**RECORDS TO PROCESS**
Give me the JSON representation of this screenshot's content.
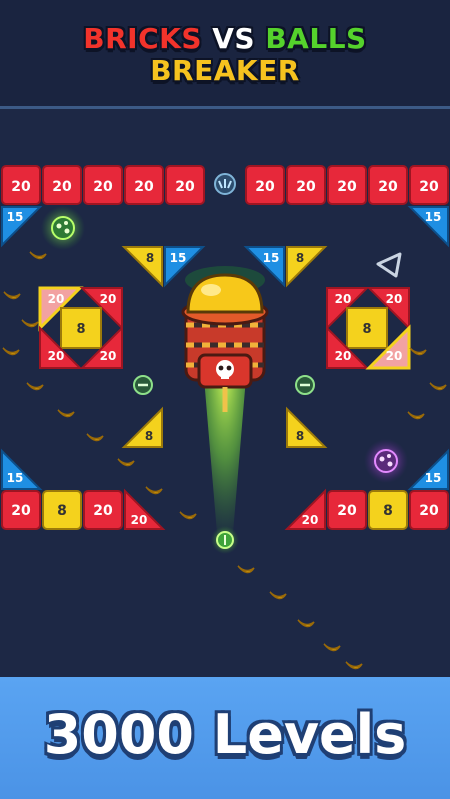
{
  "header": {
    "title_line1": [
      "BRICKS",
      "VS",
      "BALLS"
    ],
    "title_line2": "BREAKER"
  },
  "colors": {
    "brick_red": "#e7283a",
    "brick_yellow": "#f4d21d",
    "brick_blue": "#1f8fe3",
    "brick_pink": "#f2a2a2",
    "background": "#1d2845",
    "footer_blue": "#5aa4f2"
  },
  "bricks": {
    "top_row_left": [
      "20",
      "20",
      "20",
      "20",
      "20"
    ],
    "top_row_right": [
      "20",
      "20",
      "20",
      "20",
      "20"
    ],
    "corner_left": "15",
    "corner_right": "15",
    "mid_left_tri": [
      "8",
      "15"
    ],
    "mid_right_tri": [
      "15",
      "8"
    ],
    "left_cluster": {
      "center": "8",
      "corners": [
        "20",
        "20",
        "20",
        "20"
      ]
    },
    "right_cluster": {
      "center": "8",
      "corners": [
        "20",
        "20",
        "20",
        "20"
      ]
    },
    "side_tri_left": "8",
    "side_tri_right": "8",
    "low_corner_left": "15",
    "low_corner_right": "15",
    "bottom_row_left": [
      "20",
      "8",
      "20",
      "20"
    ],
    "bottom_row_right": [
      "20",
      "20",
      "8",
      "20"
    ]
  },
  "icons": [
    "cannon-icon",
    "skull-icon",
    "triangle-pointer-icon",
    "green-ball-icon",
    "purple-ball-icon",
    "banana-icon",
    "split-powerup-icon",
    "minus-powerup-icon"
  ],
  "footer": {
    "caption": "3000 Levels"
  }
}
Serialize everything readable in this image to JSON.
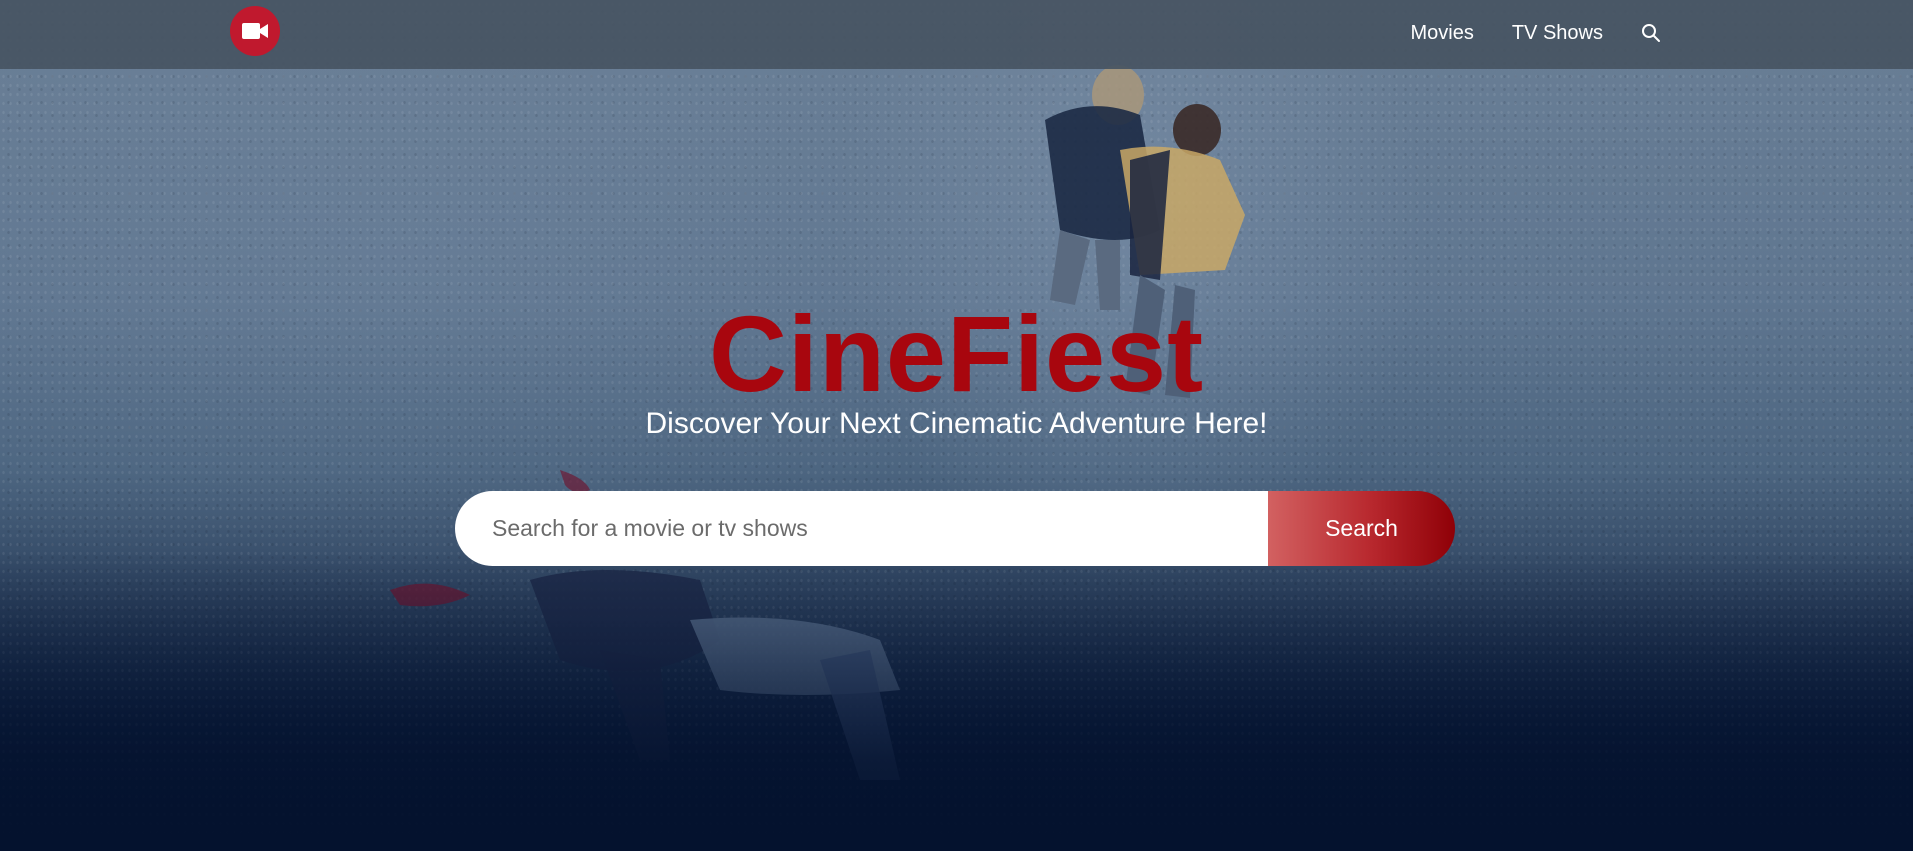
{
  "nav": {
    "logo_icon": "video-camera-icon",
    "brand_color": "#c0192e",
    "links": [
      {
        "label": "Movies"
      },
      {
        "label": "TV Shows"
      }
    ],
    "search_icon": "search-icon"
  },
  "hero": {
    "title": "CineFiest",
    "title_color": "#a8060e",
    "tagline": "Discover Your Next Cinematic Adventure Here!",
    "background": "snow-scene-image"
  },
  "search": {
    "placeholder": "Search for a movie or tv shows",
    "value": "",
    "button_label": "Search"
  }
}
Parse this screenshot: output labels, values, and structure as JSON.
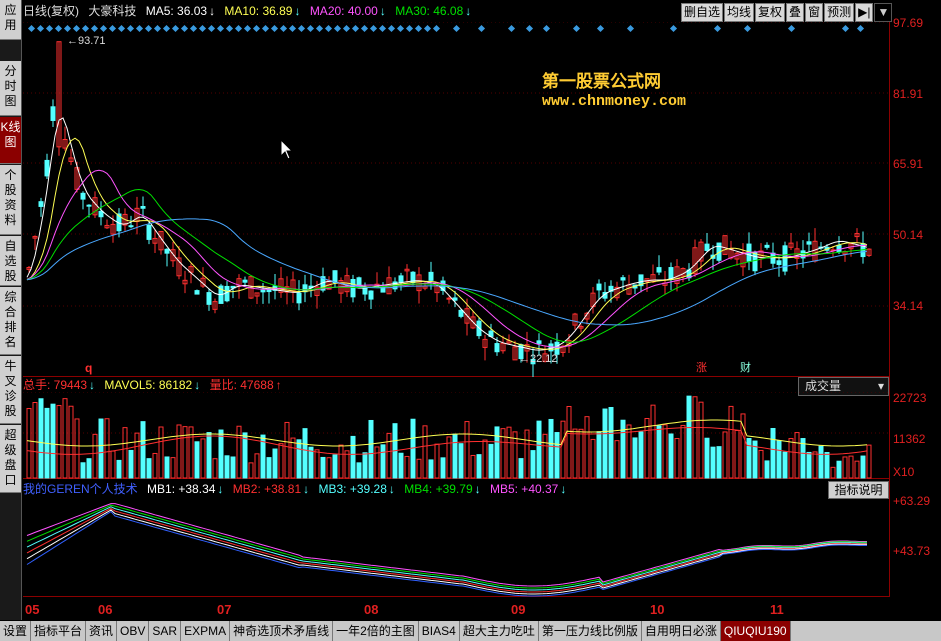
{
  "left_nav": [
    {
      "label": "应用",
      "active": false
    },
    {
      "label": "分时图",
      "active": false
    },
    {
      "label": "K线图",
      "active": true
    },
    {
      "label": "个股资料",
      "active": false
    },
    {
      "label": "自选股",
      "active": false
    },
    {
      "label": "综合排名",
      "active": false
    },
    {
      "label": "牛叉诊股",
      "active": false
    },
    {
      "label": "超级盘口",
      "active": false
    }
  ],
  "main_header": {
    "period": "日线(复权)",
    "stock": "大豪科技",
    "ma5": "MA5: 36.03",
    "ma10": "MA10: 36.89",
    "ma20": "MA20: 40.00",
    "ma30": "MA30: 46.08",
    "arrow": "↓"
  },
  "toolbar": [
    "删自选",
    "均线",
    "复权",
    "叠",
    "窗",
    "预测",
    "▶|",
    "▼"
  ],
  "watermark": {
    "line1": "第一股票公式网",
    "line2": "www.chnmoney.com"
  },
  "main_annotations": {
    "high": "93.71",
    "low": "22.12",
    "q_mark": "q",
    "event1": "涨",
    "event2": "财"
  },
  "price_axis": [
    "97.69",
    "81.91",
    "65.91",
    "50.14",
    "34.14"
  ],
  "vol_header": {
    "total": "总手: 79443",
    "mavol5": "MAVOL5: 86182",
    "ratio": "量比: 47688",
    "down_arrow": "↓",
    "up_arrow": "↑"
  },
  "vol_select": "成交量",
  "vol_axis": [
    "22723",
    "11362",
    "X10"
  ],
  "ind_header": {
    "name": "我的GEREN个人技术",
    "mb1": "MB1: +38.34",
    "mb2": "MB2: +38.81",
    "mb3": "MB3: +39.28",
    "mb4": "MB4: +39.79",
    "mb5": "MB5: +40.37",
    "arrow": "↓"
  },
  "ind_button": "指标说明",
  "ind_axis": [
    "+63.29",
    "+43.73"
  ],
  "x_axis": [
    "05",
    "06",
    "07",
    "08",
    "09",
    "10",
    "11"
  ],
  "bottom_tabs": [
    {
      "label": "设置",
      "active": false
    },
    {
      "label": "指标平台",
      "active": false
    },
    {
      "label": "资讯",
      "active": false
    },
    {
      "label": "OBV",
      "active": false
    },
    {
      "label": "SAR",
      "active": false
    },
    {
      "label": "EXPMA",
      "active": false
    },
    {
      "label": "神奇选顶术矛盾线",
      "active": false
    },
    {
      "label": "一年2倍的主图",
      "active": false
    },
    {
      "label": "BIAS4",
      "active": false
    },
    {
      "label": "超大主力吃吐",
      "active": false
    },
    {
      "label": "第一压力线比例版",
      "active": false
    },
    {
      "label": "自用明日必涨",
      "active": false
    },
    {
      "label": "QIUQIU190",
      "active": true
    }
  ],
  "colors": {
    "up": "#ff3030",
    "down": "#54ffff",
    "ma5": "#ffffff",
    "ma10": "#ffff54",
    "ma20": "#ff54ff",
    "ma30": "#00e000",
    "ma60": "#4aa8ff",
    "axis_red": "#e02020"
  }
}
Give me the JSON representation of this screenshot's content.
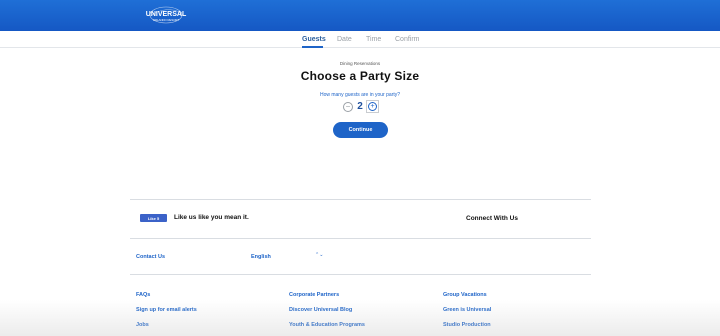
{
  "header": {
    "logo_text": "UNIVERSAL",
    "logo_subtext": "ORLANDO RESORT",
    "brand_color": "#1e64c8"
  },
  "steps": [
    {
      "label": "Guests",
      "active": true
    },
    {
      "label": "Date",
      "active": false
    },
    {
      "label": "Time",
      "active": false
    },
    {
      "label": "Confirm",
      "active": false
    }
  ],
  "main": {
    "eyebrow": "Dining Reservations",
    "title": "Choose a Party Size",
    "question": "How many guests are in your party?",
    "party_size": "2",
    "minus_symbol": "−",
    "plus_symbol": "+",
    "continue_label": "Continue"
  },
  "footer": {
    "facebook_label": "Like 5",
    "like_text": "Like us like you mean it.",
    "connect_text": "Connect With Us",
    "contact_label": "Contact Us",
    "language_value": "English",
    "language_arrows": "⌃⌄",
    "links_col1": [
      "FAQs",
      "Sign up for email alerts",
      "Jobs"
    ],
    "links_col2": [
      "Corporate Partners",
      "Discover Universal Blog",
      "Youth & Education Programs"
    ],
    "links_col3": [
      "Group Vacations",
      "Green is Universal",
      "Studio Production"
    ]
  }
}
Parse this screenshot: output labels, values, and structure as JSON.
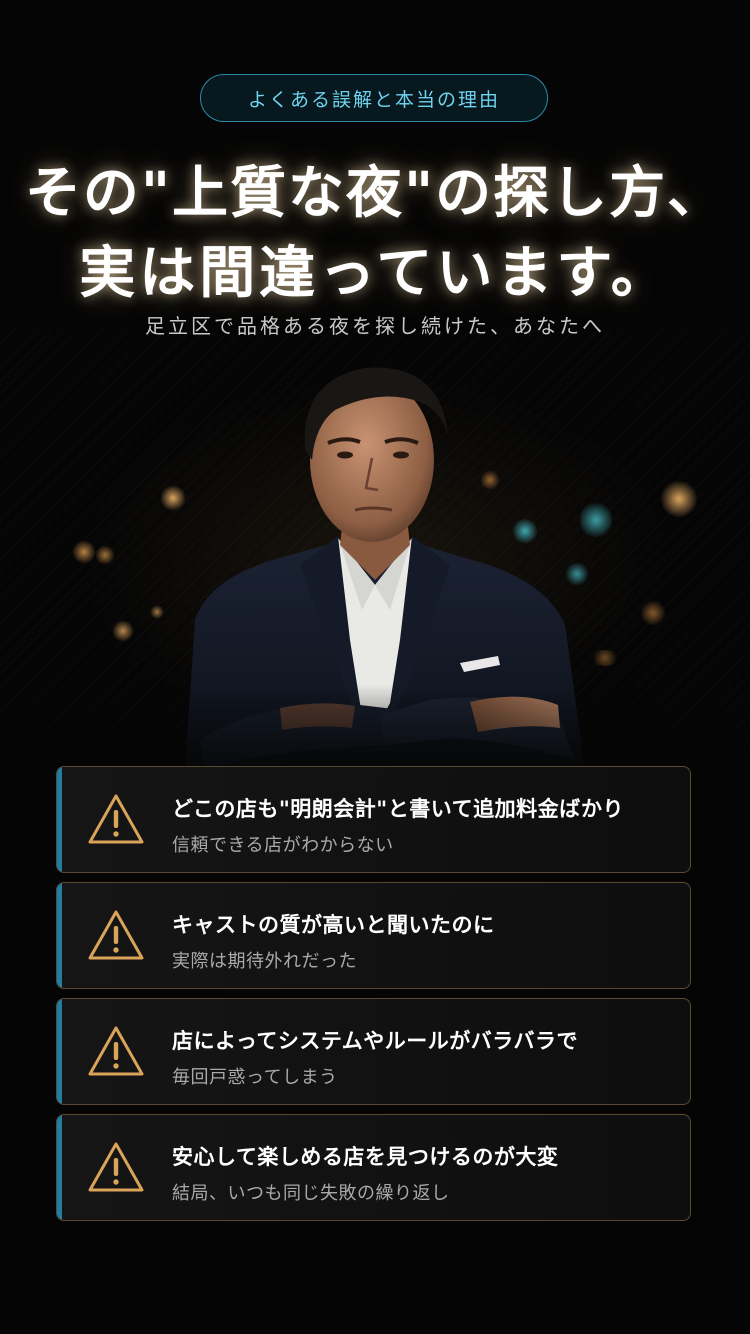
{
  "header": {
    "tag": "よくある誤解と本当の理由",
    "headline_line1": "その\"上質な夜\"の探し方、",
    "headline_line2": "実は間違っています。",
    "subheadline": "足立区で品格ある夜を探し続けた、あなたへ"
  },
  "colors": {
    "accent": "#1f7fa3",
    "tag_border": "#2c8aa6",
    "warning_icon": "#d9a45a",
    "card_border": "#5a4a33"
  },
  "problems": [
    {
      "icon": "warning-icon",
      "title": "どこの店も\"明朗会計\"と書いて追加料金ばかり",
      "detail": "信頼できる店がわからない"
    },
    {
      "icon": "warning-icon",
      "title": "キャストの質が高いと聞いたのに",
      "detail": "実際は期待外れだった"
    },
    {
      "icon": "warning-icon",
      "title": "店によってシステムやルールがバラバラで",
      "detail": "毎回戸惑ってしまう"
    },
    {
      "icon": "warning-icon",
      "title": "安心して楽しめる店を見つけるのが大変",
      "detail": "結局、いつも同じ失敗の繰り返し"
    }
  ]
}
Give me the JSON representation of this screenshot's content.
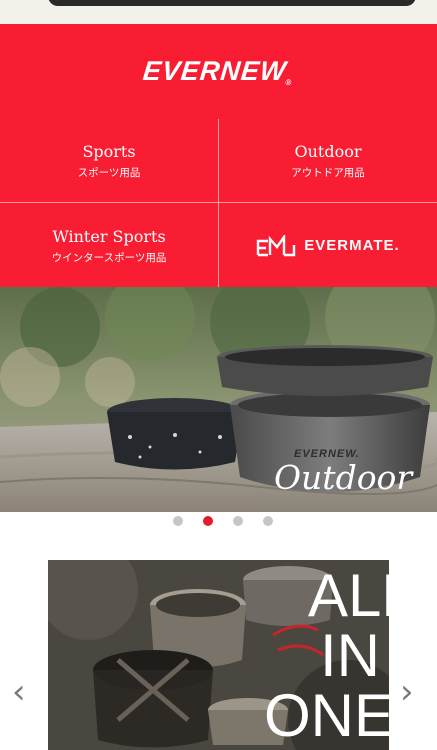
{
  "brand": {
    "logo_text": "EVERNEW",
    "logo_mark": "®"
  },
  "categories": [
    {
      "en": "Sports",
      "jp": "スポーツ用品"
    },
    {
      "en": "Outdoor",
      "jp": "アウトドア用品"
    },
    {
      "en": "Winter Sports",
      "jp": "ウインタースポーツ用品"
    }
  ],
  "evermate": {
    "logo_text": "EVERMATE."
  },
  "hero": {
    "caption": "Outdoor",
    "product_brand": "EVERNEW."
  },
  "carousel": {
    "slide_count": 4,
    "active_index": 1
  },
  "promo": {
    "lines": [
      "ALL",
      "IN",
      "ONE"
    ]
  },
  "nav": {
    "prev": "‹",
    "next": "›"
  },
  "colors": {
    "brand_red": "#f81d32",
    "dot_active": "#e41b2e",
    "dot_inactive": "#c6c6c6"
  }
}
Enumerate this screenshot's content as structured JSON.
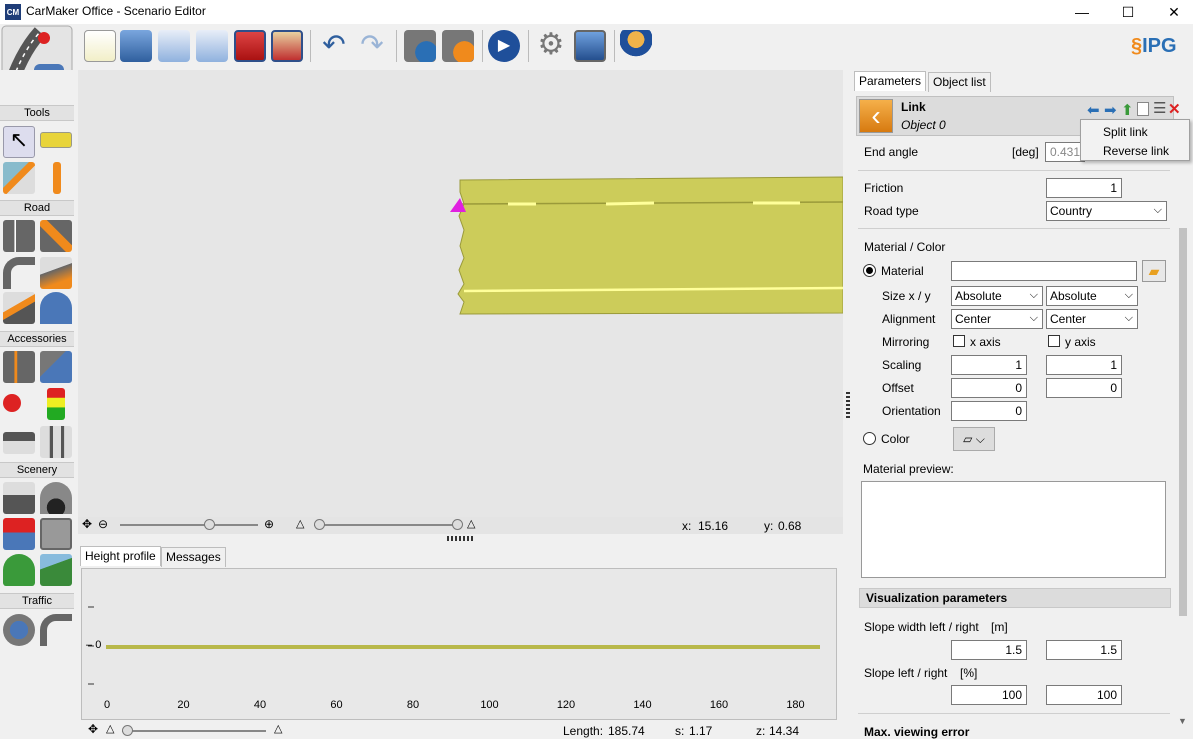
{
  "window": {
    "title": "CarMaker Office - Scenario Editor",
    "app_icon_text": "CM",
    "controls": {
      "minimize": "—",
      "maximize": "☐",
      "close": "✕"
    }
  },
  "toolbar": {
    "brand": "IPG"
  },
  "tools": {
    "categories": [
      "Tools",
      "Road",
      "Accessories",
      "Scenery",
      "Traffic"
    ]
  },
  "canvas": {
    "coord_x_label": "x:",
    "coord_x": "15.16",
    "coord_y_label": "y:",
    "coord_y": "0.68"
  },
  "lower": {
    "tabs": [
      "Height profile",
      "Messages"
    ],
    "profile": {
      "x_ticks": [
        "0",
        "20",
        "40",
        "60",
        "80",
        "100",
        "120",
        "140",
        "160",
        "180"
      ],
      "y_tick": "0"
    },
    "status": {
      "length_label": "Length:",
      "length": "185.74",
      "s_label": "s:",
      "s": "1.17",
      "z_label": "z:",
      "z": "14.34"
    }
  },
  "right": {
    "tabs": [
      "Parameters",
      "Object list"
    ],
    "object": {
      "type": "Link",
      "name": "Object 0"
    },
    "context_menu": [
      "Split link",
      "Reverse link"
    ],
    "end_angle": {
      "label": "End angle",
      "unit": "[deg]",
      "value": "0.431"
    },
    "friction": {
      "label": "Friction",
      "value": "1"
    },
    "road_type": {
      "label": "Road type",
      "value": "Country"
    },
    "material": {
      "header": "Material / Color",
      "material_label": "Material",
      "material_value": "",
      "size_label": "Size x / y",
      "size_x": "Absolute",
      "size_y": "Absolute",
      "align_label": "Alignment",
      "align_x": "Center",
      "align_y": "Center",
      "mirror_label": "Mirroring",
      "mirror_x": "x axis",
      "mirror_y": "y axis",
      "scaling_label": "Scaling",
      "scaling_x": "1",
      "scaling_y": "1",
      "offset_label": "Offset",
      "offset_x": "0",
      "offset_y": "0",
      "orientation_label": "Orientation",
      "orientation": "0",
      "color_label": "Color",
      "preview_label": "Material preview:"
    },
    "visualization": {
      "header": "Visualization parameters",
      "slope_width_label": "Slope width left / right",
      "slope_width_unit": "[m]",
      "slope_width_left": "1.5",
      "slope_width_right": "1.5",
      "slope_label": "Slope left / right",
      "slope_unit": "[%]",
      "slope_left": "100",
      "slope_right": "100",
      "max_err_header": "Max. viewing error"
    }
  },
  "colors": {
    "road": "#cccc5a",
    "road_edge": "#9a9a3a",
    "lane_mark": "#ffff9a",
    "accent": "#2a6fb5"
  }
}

**EXERCISE GOAL**
Take each line of the material that contains the word "detail" and list it.

**EXERCISE RESULT**
      "detail": "信頼できる店がわからない"
      "detail": "実際は期待外れだった"
      "detail": "毎回戸惑ってしまう"
      "detail": "結局、いつも同じ失敗の繰り返し"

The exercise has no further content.